What you will do:
Each line that holds the string "text" counts once; say how many such lines there are and add nothing.

=== Input data ===

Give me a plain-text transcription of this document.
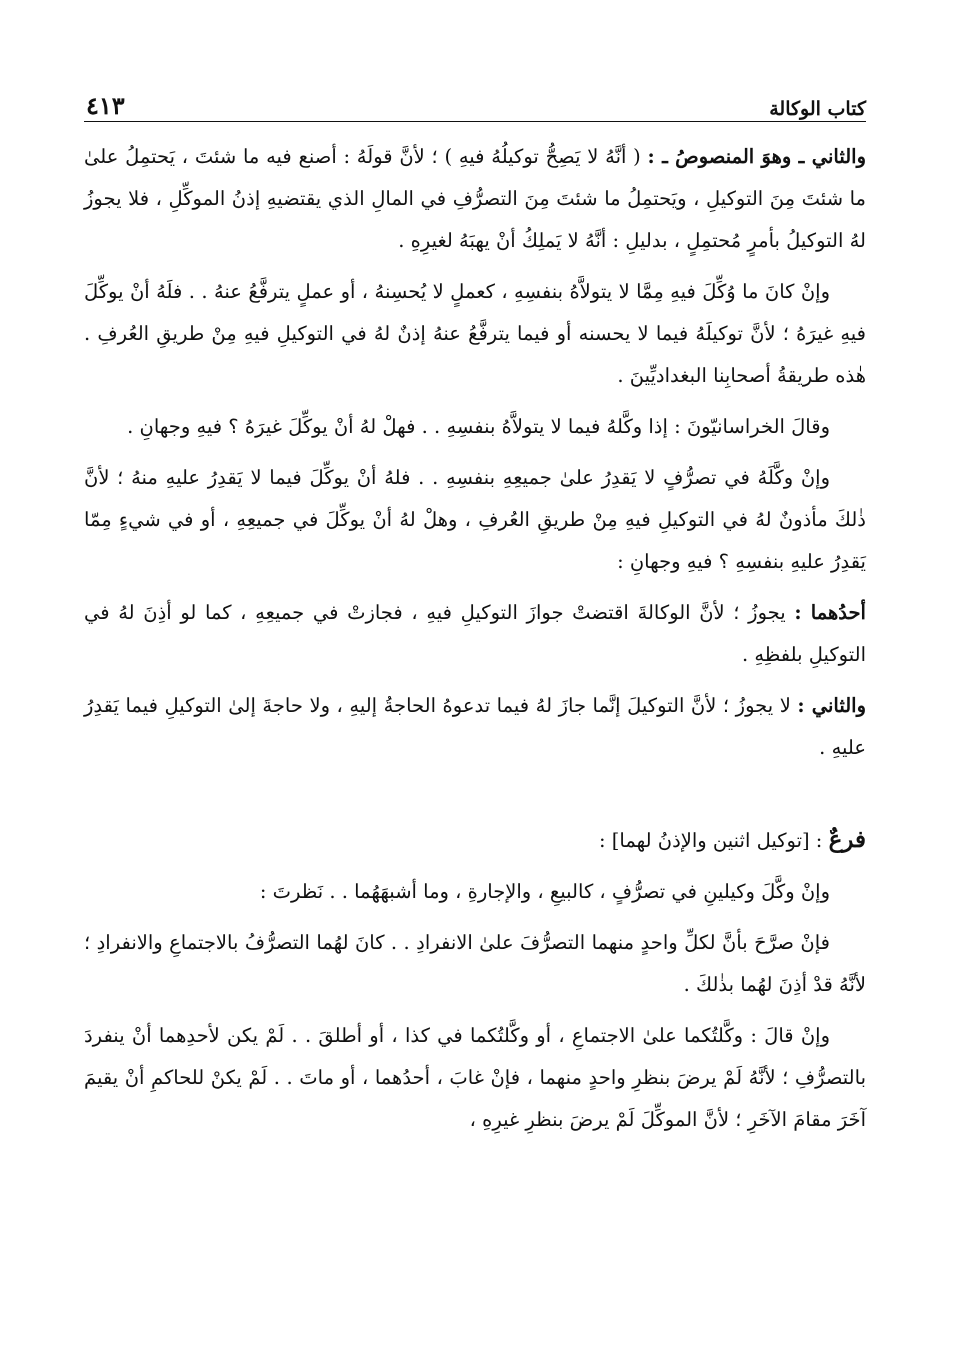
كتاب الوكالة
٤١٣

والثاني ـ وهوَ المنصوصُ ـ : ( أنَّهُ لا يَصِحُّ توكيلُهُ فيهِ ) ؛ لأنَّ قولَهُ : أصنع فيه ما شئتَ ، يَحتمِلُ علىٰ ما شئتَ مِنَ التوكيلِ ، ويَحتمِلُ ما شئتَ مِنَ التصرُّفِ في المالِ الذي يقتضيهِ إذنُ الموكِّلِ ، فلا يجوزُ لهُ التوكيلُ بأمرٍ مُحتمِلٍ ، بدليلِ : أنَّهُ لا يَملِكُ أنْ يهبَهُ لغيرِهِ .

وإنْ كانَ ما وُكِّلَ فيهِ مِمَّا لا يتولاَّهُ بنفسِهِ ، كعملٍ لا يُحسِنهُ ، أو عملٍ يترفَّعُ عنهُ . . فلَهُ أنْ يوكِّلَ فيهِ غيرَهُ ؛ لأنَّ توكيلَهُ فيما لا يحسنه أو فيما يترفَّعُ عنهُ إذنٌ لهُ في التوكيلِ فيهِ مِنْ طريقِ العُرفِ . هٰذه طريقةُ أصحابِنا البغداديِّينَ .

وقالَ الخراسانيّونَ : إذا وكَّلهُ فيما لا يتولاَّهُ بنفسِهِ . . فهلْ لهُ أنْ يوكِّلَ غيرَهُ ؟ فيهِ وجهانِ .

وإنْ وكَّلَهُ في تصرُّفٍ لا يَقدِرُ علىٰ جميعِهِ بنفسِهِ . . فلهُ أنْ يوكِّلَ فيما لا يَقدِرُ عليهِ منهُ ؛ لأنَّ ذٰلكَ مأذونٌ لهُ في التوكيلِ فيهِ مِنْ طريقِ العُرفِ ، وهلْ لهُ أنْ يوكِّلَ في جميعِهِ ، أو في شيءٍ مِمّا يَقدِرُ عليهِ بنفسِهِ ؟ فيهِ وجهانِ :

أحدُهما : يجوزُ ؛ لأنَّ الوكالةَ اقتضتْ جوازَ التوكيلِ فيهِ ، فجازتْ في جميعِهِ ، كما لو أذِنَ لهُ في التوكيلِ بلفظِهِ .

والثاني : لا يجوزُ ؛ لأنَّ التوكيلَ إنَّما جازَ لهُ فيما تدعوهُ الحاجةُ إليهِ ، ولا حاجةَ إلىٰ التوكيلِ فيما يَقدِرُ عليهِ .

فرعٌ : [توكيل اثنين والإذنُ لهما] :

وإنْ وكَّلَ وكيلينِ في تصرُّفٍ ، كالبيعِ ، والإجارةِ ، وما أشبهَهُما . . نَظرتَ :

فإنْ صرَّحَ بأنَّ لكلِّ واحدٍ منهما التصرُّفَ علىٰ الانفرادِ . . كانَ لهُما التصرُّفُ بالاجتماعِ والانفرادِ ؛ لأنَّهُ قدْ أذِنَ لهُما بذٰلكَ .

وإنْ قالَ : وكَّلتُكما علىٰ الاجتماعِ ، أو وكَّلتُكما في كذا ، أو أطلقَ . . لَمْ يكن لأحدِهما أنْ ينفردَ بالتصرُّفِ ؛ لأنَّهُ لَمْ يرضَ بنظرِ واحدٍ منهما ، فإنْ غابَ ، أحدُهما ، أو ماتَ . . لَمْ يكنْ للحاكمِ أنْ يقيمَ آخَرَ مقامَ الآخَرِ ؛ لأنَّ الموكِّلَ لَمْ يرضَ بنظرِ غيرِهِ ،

===
=== Input data ===

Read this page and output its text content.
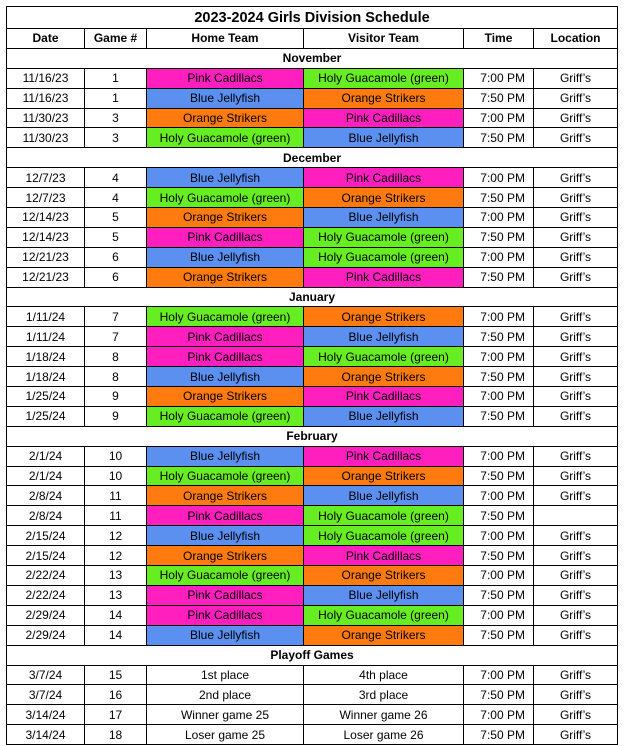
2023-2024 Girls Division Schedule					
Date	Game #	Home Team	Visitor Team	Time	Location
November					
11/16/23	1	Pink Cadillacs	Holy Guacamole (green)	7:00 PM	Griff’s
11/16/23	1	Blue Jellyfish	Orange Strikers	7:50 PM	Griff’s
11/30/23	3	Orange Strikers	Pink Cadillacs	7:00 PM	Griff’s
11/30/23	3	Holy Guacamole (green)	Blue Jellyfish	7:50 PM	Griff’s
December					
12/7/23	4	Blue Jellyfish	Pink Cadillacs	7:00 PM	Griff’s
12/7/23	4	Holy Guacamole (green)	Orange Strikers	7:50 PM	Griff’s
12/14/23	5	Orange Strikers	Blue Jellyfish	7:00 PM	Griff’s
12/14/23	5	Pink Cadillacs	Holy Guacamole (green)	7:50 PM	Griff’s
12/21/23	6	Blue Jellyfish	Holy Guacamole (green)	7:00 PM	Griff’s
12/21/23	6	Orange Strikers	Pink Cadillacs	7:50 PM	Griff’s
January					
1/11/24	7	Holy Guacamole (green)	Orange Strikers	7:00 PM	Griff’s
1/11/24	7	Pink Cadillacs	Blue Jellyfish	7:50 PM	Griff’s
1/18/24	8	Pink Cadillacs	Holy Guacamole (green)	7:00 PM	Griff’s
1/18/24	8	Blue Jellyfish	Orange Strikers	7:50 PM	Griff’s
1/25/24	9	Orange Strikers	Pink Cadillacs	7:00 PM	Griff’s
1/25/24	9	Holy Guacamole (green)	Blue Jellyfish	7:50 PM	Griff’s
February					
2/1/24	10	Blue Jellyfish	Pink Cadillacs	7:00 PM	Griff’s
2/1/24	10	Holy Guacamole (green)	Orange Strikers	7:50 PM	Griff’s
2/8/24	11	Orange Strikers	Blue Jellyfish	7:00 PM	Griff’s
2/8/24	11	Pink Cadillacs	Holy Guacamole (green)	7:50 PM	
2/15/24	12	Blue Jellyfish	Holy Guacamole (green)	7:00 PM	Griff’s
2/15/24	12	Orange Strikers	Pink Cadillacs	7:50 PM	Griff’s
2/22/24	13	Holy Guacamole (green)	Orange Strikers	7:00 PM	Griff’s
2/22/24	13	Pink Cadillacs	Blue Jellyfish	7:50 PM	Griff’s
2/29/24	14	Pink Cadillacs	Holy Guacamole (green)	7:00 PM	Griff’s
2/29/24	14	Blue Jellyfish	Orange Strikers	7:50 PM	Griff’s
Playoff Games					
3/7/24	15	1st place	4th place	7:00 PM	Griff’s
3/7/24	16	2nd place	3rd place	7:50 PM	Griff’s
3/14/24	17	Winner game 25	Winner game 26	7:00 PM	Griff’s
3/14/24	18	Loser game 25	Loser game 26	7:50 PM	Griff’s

===

Problem solution:
2